**Exercise task:** Count how many lines of the data below contain the string "this"; the reply should be that number alone.

┌──

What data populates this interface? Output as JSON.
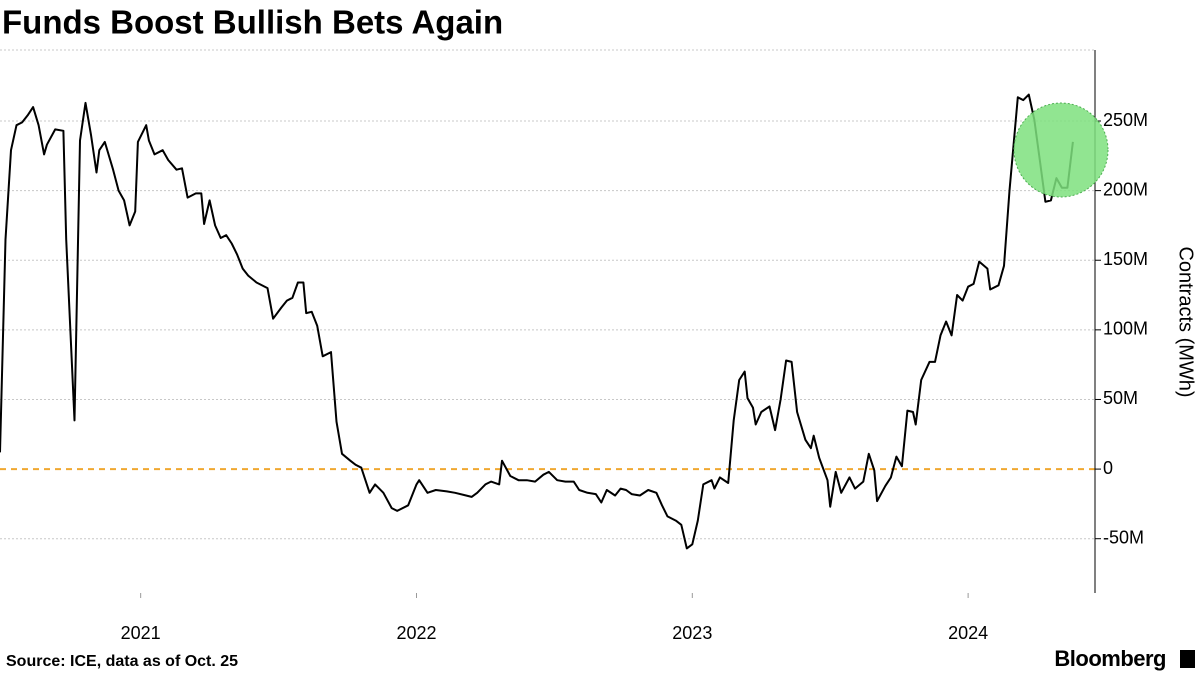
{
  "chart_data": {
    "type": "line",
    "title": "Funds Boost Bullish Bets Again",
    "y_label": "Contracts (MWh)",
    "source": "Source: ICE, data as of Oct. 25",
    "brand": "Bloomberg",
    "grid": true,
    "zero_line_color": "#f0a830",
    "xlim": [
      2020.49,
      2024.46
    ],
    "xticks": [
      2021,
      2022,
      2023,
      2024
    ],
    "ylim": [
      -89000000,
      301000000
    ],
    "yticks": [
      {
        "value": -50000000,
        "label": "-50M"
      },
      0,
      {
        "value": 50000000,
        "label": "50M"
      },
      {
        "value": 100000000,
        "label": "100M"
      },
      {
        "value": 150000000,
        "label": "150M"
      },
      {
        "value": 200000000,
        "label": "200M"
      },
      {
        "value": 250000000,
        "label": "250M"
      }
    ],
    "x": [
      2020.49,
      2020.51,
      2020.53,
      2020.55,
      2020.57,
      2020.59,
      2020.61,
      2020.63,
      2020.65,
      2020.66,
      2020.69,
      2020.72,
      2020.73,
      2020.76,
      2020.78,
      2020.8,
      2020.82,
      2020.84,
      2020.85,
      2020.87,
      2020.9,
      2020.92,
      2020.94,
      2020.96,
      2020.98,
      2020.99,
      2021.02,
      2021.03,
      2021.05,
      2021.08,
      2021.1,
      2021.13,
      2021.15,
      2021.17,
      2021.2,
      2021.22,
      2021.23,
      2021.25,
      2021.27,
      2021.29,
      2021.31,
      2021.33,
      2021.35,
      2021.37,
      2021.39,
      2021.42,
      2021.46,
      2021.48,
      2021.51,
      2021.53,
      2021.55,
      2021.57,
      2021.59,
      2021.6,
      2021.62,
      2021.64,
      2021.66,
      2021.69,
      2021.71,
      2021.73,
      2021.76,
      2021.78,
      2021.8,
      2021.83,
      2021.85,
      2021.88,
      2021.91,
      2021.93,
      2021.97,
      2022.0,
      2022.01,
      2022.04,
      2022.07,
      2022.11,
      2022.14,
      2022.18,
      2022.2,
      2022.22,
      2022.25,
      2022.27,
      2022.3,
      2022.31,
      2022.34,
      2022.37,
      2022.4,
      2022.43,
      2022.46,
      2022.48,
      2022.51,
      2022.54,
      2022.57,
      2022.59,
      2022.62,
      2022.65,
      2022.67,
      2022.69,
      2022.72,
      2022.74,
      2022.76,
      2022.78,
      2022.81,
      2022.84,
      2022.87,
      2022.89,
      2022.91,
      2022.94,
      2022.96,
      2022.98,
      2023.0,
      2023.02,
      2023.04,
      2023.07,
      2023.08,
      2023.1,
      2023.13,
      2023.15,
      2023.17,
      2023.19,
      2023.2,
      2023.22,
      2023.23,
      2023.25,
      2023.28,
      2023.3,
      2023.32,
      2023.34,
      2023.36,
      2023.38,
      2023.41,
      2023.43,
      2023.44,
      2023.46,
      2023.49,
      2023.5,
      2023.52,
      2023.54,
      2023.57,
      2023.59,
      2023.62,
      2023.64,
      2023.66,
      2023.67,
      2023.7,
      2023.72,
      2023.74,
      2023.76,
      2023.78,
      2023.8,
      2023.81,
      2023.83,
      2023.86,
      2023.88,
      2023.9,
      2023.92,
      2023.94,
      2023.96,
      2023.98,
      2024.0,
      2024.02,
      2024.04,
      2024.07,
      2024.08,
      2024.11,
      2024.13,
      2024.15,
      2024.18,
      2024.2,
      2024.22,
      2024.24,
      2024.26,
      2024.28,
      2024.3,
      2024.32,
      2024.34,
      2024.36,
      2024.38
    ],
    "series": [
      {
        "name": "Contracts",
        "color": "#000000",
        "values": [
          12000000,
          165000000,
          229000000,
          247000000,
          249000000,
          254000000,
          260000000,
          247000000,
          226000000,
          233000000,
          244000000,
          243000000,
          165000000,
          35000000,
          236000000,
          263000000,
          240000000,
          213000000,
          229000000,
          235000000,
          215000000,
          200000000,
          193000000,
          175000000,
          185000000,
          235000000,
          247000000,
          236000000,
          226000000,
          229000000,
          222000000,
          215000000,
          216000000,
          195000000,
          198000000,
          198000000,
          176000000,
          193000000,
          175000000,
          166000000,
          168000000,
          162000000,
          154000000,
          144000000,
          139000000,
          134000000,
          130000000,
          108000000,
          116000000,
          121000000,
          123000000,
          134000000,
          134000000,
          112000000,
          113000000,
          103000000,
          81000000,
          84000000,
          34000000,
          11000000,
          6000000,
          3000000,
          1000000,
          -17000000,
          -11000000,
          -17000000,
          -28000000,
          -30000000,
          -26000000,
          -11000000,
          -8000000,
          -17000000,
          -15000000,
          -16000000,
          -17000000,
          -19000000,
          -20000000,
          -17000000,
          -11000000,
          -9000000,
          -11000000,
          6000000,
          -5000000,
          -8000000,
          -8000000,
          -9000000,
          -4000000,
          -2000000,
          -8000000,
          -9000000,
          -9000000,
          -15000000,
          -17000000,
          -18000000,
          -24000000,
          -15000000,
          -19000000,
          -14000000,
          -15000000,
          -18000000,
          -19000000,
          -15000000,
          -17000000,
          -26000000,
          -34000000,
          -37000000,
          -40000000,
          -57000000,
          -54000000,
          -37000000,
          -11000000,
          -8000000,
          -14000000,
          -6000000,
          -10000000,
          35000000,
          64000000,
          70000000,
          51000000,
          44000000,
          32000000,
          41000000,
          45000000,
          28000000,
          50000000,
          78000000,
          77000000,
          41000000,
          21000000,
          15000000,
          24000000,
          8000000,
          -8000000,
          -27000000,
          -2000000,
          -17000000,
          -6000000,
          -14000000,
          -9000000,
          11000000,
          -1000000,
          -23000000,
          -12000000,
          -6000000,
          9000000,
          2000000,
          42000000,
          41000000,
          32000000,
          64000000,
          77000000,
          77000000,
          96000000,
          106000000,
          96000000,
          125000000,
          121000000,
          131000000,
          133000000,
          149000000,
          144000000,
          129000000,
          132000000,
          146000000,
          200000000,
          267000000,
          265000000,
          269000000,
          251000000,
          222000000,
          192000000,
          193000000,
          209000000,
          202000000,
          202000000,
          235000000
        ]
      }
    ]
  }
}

└──
┌──

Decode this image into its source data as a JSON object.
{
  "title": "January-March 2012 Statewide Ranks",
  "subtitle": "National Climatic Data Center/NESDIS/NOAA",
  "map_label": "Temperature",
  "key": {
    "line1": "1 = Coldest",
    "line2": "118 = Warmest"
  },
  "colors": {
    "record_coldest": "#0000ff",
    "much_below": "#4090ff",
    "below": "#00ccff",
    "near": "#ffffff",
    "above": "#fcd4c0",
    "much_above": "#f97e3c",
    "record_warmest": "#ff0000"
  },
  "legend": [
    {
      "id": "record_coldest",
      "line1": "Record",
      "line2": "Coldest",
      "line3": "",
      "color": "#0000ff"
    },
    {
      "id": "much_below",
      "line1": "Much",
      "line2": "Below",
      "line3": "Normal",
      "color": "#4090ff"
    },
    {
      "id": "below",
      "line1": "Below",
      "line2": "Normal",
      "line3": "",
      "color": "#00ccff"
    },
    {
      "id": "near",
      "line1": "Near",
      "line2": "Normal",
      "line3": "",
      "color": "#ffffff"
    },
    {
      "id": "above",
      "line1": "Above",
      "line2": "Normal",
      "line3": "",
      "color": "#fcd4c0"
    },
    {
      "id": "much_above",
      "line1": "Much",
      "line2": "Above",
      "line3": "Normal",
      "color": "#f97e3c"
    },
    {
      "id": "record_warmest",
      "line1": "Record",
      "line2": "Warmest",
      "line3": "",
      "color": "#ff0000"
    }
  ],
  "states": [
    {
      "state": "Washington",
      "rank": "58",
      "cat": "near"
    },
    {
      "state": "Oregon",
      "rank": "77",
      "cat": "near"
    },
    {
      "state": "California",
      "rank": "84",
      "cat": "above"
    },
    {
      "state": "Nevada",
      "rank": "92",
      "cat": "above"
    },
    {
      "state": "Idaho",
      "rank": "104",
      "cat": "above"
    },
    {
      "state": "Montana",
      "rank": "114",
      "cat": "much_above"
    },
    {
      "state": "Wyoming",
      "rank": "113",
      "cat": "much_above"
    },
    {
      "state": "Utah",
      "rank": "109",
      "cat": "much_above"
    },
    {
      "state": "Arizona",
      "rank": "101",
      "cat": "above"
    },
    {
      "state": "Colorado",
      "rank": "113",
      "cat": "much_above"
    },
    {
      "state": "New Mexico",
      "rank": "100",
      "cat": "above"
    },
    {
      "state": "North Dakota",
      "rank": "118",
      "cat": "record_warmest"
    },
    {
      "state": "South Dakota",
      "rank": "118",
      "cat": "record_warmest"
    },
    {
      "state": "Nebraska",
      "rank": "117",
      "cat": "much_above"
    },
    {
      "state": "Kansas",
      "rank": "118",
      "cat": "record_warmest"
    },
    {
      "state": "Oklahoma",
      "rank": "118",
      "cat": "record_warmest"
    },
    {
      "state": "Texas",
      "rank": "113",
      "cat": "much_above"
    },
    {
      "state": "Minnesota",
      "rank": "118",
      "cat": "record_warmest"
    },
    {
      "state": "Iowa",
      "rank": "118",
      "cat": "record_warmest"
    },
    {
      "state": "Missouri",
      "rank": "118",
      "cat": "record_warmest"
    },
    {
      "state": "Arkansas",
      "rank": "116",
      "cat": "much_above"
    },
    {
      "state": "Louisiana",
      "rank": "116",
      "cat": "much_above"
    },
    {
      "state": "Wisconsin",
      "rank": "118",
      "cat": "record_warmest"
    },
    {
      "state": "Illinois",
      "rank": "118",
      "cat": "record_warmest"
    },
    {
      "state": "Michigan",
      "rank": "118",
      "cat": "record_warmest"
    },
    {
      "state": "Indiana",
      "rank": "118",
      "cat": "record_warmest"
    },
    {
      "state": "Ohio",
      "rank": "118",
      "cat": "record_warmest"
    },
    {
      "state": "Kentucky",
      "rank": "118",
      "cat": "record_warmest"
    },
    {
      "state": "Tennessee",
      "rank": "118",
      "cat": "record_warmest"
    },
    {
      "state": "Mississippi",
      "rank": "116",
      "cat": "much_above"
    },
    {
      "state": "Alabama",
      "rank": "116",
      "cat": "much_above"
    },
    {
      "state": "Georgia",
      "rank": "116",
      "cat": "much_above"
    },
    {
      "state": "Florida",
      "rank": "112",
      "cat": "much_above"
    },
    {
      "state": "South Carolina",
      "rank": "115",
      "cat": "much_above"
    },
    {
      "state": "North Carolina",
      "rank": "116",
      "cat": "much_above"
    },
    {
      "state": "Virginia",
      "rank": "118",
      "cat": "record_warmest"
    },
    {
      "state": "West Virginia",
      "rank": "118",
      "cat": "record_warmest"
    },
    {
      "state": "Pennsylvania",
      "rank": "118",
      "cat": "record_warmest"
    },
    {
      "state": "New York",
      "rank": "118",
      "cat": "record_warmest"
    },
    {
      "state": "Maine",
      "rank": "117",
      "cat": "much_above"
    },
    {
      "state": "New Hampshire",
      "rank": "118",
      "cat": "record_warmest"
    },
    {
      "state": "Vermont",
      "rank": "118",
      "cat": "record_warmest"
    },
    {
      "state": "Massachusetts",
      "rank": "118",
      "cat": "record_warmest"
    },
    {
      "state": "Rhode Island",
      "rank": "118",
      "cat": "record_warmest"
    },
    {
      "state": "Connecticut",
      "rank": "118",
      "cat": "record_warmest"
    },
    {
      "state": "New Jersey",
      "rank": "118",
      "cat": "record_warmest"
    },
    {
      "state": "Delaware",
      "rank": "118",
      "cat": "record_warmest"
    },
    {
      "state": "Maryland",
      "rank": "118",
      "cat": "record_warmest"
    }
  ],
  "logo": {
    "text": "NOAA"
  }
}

└──

**Completed exercise:** 2